- _GIVEN PROBLEM_: Repeat the lines beginning at the one with "Read out every word on this page." and running to the end of the material, keeping the first and last of them, exactly as they appear.

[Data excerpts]
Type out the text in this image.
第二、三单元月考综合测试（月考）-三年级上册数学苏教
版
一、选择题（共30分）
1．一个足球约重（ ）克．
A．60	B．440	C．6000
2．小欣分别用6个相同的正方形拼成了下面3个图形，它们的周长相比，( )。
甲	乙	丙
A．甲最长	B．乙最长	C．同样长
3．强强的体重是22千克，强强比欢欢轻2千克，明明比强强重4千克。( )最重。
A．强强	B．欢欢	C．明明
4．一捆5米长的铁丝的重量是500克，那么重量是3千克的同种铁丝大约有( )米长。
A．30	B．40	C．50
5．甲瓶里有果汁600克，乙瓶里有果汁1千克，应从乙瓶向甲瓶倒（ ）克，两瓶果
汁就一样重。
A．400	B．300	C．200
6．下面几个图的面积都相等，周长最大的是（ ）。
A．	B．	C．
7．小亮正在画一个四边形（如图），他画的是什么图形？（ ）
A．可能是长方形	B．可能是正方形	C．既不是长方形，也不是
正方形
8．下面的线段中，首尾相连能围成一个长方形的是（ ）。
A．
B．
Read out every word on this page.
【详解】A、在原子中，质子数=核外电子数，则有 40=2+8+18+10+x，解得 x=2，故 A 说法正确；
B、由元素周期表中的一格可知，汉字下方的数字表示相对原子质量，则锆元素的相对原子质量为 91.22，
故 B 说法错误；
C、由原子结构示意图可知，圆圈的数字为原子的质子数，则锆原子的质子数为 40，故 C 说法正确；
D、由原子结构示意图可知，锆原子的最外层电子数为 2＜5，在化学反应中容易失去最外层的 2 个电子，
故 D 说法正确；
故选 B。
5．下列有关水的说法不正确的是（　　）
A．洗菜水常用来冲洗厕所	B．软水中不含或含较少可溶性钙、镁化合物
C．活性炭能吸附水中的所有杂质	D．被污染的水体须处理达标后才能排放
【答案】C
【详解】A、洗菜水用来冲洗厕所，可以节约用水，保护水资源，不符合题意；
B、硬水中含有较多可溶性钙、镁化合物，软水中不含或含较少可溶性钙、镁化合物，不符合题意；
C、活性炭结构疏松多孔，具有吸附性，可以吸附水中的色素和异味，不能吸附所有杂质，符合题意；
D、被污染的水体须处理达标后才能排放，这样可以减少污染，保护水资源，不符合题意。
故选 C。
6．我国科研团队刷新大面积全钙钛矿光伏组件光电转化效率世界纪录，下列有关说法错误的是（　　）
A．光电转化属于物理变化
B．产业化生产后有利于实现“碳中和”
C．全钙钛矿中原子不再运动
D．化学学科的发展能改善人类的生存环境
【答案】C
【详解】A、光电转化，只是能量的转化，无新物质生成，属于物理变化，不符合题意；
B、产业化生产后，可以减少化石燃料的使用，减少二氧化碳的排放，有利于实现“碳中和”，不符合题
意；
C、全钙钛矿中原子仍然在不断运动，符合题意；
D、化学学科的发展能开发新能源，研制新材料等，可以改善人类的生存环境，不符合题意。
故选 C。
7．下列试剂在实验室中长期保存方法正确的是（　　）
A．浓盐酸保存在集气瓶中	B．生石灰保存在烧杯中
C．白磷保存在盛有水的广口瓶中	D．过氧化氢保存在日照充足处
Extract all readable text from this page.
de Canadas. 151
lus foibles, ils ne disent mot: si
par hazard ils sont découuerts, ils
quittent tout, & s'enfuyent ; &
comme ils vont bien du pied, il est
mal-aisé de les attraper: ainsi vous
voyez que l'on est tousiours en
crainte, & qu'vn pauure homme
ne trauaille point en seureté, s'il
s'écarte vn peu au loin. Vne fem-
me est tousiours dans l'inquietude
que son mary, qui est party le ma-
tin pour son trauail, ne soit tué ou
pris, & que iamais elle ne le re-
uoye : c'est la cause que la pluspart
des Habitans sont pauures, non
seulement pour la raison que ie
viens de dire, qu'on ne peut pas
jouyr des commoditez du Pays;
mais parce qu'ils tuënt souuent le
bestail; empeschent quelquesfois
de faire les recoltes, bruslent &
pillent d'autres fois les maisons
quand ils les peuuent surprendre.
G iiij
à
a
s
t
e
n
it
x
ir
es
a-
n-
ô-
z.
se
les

- _WRITTEN SOLUTION_:
Read out every word on this page.
【详解】A、在原子中，质子数=核外电子数，则有 40=2+8+18+10+x，解得 x=2，故 A 说法正确；
B、由元素周期表中的一格可知，汉字下方的数字表示相对原子质量，则锆元素的相对原子质量为 91.22，
故 B 说法错误；
C、由原子结构示意图可知，圆圈的数字为原子的质子数，则锆原子的质子数为 40，故 C 说法正确；
D、由原子结构示意图可知，锆原子的最外层电子数为 2＜5，在化学反应中容易失去最外层的 2 个电子，
故 D 说法正确；
故选 B。
5．下列有关水的说法不正确的是（　　）
A．洗菜水常用来冲洗厕所	B．软水中不含或含较少可溶性钙、镁化合物
C．活性炭能吸附水中的所有杂质	D．被污染的水体须处理达标后才能排放
【答案】C
【详解】A、洗菜水用来冲洗厕所，可以节约用水，保护水资源，不符合题意；
B、硬水中含有较多可溶性钙、镁化合物，软水中不含或含较少可溶性钙、镁化合物，不符合题意；
C、活性炭结构疏松多孔，具有吸附性，可以吸附水中的色素和异味，不能吸附所有杂质，符合题意；
D、被污染的水体须处理达标后才能排放，这样可以减少污染，保护水资源，不符合题意。
故选 C。
6．我国科研团队刷新大面积全钙钛矿光伏组件光电转化效率世界纪录，下列有关说法错误的是（　　）
A．光电转化属于物理变化
B．产业化生产后有利于实现“碳中和”
C．全钙钛矿中原子不再运动
D．化学学科的发展能改善人类的生存环境
【答案】C
【详解】A、光电转化，只是能量的转化，无新物质生成，属于物理变化，不符合题意；
B、产业化生产后，可以减少化石燃料的使用，减少二氧化碳的排放，有利于实现“碳中和”，不符合题
意；
C、全钙钛矿中原子仍然在不断运动，符合题意；
D、化学学科的发展能开发新能源，研制新材料等，可以改善人类的生存环境，不符合题意。
故选 C。
7．下列试剂在实验室中长期保存方法正确的是（　　）
A．浓盐酸保存在集气瓶中	B．生石灰保存在烧杯中
C．白磷保存在盛有水的广口瓶中	D．过氧化氢保存在日照充足处
Extract all readable text from this page.
de Canadas. 151
lus foibles, ils ne disent mot: si
par hazard ils sont découuerts, ils
quittent tout, & s'enfuyent ; &
comme ils vont bien du pied, il est
mal-aisé de les attraper: ainsi vous
voyez que l'on est tousiours en
crainte, & qu'vn pauure homme
ne trauaille point en seureté, s'il
s'écarte vn peu au loin. Vne fem-
me est tousiours dans l'inquietude
que son mary, qui est party le ma-
tin pour son trauail, ne soit tué ou
pris, & que iamais elle ne le re-
uoye : c'est la cause que la pluspart
des Habitans sont pauures, non
seulement pour la raison que ie
viens de dire, qu'on ne peut pas
jouyr des commoditez du Pays;
mais parce qu'ils tuënt souuent le
bestail; empeschent quelquesfois
de faire les recoltes, bruslent &
pillent d'autres fois les maisons
quand ils les peuuent surprendre.
G iiij
à
a
s
t
e
n
it
x
ir
es
a-
n-
ô-
z.
se
les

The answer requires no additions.